#### [DO THIS]
What number of lines contain the word "image"? Reply with the number and nothing else.

[Begin]

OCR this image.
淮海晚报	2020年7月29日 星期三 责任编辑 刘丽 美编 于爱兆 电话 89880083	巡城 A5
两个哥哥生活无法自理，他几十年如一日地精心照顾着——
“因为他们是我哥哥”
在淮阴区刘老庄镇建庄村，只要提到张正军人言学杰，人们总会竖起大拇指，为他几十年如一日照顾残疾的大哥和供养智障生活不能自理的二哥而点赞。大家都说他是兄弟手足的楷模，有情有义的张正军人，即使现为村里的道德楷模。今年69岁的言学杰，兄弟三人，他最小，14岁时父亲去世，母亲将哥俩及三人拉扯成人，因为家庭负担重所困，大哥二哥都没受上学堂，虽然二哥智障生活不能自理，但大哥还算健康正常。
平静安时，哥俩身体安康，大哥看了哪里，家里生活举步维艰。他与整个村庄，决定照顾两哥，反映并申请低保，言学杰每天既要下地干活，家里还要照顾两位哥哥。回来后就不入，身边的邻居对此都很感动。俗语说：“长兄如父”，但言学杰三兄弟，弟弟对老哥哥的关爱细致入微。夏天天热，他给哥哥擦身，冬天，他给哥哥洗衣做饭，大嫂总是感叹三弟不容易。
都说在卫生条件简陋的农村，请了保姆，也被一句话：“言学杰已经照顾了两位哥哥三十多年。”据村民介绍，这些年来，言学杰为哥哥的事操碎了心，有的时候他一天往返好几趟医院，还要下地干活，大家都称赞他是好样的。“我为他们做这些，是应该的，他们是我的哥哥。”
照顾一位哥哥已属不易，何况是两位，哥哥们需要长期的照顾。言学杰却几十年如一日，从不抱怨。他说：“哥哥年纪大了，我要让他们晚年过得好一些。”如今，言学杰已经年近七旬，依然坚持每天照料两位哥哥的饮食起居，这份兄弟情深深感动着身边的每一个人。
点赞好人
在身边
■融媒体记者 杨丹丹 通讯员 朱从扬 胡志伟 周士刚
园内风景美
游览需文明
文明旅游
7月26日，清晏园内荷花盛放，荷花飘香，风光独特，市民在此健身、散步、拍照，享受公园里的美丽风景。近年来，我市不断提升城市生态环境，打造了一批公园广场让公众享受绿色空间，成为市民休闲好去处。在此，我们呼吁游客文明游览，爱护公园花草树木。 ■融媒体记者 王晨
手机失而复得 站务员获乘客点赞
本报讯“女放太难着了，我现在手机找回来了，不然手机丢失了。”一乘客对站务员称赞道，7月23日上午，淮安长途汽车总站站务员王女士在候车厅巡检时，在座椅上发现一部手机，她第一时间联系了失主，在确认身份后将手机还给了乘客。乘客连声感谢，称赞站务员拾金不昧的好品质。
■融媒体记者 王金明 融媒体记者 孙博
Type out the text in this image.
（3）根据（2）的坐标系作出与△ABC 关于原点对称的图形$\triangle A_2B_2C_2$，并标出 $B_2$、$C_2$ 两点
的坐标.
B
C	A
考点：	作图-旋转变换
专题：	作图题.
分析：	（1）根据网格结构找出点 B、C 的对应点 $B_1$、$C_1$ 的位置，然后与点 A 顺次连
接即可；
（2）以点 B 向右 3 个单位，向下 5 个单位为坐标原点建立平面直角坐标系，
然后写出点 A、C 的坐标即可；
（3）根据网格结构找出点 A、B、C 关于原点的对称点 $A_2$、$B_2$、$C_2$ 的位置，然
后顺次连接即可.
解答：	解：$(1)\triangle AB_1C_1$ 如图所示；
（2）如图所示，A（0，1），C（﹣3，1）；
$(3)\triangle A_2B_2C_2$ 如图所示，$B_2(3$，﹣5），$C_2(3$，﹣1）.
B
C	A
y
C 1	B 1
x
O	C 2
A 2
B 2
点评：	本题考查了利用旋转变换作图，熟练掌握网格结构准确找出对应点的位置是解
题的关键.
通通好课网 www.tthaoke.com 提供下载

[End]
[Begin]

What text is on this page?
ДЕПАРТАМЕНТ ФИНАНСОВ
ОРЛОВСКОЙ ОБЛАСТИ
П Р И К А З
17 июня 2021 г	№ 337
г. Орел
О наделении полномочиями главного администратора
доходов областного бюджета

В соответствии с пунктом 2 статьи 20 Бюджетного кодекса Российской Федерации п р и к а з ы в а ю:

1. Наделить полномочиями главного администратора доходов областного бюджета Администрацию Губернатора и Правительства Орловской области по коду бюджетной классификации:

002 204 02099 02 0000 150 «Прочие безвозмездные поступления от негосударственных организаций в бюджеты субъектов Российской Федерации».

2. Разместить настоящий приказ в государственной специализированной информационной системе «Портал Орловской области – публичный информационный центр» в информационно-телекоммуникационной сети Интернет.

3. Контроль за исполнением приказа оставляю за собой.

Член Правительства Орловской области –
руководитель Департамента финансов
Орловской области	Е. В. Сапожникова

[End]

#### [COMPLETED EXERCISE]
2